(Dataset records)
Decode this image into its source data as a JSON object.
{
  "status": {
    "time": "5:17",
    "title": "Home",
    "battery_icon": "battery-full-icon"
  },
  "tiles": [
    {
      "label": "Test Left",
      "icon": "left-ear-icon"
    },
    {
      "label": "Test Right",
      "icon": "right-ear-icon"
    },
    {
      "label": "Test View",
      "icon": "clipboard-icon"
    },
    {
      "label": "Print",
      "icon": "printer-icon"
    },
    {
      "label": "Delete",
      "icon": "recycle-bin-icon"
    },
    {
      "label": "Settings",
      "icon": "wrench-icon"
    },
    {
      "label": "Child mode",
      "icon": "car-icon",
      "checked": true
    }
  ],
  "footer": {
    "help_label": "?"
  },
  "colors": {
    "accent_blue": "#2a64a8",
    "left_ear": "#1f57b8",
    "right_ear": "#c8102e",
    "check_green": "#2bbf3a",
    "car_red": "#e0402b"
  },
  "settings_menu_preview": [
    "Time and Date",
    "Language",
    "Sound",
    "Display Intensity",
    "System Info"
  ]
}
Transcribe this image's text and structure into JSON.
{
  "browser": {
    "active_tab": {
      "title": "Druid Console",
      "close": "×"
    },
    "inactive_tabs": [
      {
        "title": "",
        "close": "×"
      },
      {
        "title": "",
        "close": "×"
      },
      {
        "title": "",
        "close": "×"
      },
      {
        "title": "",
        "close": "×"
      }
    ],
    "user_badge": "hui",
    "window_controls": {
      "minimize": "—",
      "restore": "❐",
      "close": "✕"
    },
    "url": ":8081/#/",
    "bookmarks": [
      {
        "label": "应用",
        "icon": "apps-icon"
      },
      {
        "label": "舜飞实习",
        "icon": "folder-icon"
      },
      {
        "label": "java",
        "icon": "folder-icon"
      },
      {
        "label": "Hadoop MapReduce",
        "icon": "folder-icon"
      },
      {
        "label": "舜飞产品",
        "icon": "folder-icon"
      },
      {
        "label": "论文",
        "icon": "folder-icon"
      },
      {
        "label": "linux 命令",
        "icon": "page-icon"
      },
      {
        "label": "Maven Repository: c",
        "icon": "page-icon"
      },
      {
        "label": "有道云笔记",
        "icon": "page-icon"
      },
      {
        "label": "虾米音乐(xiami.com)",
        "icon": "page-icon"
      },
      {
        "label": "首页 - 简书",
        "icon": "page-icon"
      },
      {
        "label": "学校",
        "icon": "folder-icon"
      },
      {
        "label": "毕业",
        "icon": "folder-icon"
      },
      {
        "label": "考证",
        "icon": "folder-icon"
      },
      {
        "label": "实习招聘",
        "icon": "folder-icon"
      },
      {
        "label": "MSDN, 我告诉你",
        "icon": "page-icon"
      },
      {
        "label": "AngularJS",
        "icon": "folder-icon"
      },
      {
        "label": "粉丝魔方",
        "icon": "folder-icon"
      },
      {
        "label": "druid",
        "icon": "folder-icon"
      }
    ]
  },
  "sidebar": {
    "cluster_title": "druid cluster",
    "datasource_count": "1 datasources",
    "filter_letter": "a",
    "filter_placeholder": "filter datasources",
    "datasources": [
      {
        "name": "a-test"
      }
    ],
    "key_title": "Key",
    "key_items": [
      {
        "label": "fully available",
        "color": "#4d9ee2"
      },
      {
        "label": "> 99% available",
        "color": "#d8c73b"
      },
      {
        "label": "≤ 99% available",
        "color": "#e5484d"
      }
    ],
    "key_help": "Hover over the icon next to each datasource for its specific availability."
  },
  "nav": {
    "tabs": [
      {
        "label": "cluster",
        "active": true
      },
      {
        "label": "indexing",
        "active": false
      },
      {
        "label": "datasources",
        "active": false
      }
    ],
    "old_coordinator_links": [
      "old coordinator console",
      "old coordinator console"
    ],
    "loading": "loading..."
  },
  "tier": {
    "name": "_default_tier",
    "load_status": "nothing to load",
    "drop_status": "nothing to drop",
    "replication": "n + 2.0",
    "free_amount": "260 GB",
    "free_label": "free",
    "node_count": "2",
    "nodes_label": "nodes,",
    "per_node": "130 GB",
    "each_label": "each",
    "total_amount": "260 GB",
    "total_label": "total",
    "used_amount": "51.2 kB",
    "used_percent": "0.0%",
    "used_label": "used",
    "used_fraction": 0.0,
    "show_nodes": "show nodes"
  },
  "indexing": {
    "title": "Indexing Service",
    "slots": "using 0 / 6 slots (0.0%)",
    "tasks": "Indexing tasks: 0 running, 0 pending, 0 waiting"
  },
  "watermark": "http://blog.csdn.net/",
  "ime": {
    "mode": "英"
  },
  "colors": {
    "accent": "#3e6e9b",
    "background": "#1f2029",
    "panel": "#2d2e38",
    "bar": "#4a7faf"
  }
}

WHAT THE TASK ASKS: Filter for "each". Return all lines that hold it.

SOLUTION TO THIS PROBLEM:
    "key_help": "Hover over the icon next to each datasource for its specific availability."
    "each_label": "each",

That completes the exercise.